++++ Page excerpt ++++

Protein structure analysis of mutations causing inheritable diseases. An e-Science approach with life scientist friendly interfaces

Abstract

Background: Many newly detected point mutations are located in protein-coding regions of the human genome. Knowledge of their effects on the protein's 3D structure provides insight into the protein's mechanism, can aid the design of further experiments, and eventually can lead to the development of new medicines and diagnostic tools.

Results: In this article we describe HOPE, a fully automatic program that analyzes the structural and functional effects of point mutations. HOPE collects information from a wide range of information sources including calculations on the 3D coordinates of the protein by using WHAT IF Web services, sequence annotations from the UniProt database, and predictions by DAS services. Homology models are built with YASARA. Data is stored in a database and used in a decision scheme to identify the effects of a mutation on the protein's 3D structure and function. HOPE builds a report with text, figures, and animations that is easy to use and understandable for (bio)medical researchers.

Conclusions: We tested HOPE by comparing its output to the results of manually performed projects. In all straightforward cases HOPE performed similar to a trained bioinformatician. The use of 3D structures helps optimize the results in terms of reliability and details. HOPE's results are easy to understand and are presented in a way that is attractive for researchers without an extensive bioinformatics background.

Figure 1

Overview of HOPE's process flow. The user submits a sequence and a mutation. HOPE will first collect information from a wide range of information sources. These sources include: WHAT IF for structural calculations on either the PDB file or a homology model that was build by YASARA, HSSP for conservation scores, DAS-servers for sequence-based predictions and Uniprot for sequence annotations. The data is stored in HOPE's information system. The data is combined with the known properties of the amino acids in a decision schedule. The result is a report shown on the HOPE website that will focus on the effect of the submitted mutation on the 3D-structure of the protein. The text and figures can be used in articles and publications.

Figure 2

HOPE's input screen. The user can submit a sequence of interest and indicate the mutated residue with two simple mouse-clicks. In this example HOPE will analyze a leucine to proline mutation on position 25 of the plant protein Crambin.

++++ Exercise data ++++

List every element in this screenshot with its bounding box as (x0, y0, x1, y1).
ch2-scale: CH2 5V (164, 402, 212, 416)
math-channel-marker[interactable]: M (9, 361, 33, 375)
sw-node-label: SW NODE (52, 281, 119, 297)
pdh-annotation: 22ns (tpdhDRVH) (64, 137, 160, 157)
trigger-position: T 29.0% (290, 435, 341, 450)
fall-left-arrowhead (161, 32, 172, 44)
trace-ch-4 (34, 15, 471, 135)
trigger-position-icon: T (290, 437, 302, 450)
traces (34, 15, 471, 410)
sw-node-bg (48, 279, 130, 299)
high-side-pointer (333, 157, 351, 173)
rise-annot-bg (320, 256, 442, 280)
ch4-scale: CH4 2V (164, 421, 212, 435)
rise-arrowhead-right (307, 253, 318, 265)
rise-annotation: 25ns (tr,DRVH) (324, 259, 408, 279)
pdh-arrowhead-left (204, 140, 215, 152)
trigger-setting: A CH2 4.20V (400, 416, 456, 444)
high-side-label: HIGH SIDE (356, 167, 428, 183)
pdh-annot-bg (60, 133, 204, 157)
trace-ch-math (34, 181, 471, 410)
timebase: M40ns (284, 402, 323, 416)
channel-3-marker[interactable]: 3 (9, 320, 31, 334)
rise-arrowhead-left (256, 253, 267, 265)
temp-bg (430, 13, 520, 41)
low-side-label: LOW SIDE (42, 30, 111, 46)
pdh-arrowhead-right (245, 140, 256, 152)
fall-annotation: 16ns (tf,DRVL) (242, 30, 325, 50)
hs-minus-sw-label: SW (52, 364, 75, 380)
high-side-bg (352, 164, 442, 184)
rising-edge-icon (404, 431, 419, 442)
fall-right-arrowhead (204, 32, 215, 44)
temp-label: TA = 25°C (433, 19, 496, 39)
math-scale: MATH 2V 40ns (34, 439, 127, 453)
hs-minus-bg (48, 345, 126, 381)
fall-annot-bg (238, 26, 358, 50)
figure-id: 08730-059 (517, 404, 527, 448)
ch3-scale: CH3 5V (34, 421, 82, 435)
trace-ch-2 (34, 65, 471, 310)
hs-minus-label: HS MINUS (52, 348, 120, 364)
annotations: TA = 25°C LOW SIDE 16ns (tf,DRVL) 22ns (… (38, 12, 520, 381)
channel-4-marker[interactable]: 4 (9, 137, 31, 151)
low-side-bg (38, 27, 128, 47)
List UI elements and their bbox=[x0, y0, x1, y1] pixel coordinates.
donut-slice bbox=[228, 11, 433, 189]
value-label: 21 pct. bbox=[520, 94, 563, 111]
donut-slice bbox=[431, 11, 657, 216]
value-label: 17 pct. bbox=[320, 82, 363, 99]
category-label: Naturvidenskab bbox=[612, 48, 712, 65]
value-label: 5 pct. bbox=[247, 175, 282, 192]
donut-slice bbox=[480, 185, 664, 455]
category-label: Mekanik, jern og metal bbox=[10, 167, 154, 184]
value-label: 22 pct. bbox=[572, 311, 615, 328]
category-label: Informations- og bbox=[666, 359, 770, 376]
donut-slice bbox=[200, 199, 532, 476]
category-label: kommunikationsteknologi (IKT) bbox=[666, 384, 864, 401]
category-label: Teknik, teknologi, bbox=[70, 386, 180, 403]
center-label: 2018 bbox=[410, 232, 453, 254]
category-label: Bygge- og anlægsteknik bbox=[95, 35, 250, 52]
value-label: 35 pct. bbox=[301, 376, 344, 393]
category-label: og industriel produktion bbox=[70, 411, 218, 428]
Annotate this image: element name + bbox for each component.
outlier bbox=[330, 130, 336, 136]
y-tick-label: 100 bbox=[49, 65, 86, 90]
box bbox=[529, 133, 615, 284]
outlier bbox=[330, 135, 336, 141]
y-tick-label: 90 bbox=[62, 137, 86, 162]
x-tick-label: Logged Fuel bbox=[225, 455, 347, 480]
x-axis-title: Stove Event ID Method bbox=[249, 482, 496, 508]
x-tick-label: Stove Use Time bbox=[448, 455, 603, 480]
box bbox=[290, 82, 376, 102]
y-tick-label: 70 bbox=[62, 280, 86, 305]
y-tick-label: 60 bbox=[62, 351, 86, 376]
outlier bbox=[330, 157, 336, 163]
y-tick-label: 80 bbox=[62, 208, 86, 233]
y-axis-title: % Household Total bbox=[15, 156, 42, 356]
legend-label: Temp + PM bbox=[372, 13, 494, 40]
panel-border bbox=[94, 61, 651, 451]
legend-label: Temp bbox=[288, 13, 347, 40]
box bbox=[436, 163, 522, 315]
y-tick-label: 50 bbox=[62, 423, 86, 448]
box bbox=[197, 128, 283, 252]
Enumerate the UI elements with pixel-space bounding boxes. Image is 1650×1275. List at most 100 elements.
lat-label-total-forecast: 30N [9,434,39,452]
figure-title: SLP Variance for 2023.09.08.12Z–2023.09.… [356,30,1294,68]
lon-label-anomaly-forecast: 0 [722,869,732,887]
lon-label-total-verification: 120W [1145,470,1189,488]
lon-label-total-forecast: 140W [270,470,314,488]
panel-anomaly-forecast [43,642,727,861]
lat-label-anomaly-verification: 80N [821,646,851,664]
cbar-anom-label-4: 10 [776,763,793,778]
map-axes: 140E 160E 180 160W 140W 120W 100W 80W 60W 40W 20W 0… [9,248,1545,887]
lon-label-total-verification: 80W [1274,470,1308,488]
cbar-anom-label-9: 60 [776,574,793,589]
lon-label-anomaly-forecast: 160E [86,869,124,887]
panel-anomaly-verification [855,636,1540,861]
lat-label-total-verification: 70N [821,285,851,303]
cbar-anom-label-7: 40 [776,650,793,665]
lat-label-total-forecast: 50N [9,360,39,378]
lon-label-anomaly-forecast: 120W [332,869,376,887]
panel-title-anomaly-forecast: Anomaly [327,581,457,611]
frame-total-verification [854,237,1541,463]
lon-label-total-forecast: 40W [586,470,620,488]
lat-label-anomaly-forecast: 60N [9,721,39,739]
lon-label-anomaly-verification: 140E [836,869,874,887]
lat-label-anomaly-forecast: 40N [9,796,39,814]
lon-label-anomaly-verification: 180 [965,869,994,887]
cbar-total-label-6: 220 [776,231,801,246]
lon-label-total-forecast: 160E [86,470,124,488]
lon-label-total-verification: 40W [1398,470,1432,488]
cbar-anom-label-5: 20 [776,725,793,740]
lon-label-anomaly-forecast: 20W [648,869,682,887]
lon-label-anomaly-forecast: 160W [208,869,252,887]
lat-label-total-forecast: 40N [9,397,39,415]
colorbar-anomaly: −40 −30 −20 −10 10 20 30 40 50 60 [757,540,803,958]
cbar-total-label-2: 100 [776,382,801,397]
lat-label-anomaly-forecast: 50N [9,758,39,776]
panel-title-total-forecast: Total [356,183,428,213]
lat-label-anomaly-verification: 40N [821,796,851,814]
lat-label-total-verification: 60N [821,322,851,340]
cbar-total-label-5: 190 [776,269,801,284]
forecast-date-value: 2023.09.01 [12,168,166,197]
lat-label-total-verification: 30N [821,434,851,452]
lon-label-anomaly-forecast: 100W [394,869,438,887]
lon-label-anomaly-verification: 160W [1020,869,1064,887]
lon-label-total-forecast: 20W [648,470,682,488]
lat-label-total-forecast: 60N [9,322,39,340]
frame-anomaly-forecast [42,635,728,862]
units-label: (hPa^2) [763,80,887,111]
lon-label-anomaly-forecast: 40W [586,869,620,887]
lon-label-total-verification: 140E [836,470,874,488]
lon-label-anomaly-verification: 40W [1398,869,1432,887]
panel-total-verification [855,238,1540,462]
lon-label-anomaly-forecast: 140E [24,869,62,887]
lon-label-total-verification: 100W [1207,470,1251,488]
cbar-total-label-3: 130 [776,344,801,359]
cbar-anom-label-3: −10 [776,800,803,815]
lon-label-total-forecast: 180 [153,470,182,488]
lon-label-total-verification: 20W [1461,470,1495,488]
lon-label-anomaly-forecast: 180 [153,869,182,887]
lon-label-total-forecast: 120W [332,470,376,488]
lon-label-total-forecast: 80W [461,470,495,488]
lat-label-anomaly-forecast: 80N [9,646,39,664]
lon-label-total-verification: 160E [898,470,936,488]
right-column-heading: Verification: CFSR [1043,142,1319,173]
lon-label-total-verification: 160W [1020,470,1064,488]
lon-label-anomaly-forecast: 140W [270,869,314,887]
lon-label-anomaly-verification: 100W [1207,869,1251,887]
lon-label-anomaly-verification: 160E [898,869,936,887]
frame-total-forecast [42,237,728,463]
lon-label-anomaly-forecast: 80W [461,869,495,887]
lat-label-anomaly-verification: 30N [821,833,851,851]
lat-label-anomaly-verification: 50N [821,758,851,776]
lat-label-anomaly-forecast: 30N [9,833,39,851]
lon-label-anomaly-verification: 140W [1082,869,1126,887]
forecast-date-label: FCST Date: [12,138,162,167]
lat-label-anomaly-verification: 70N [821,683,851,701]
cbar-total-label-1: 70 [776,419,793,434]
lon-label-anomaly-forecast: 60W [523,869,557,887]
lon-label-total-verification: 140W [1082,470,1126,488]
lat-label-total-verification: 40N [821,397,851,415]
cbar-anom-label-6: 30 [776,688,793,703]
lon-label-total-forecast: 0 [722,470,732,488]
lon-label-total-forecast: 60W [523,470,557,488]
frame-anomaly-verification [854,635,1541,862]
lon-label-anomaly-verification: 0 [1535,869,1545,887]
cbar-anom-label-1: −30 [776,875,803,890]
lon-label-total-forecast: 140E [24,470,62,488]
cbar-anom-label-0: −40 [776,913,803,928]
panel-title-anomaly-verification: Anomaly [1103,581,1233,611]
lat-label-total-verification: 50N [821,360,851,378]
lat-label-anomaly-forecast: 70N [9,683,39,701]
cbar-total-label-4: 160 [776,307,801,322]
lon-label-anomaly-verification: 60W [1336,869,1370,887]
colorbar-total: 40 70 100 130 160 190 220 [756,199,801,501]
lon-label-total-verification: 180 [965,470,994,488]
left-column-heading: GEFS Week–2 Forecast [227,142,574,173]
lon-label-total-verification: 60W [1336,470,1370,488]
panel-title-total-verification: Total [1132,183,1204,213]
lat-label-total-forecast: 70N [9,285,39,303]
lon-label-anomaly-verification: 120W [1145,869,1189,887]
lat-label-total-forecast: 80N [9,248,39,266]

++++

* Directions *
1. In the HOPE article, which program builds the homology models?
2. Write out the HOPE article from "HOPE's input screen." up to and including "plant protein Crambin.", swapping "leucine" for "valine".
3. Resume the HOPE article after its final sentence.

* Exercise results *
1. YASARA

2.
HOPE's input screen. The user can submit a sequence of interest and indicate the mutated residue with two simple mouse-clicks. In this example HOPE will analyze a valine to proline mutation on position 25 of the plant protein Crambin.

3.
Figure 3

The two zones of sequence alignment identity that indicate the likelihood of adopting similar structures. Two aligned sequences are highly likely to have similar folds if their length and percentage sequence identity fall in the region above the threshold (black line). HOPE will build a homology model when the identity between the template and submitted sequence falls in this zone. In case the sequence identity is less than 5% above this threshold (grey line) HOPE will build a model but will also warn that the model is based on a template with low identity. The region below the threshold (indicated with a cross) indicates the zone where inference of structural similarity cannot be made, thus making it difficult to determine if model building will be possible. (Figure free after Sander and Schneider [25]).

Figure 4

Example of HOPE's output. A simplified example of HOPE's output. A) Explanation of the used method (structure, modelling or predictions) and links to the relevant databases. B) Text and pictures that explain the differences between the wild-type and mutant residue. (Text is left out of this figure for clarity.) C) Paragraph of the report explaining the effect of the mutation on contacts made by the residue, a disulfid bond in this case. It contains a link to the wiki-entry "cysteine" and "disulfid bond". D) Images/animations that show the effect of the mutation on the structure.

Figure 5

Detailed overview of HOPE's components. HOPE's input consists of the sequence and the mutation. The sequence is used for a BLAST search against the databases. Using the accession code (and PDB-file if available) HOPE can collect information from a series of information sources: WHAT IF calculations on the PDB-file or homology model built by YASARA, annotations in the Uniprot database, HSSP conservation scores and sequence-based predictions by DAS-servers. The information is combined in a decision scheme and a report is generated. This report is illustrated with pictures and animations and difficult keywords are linked to our own online dictionary.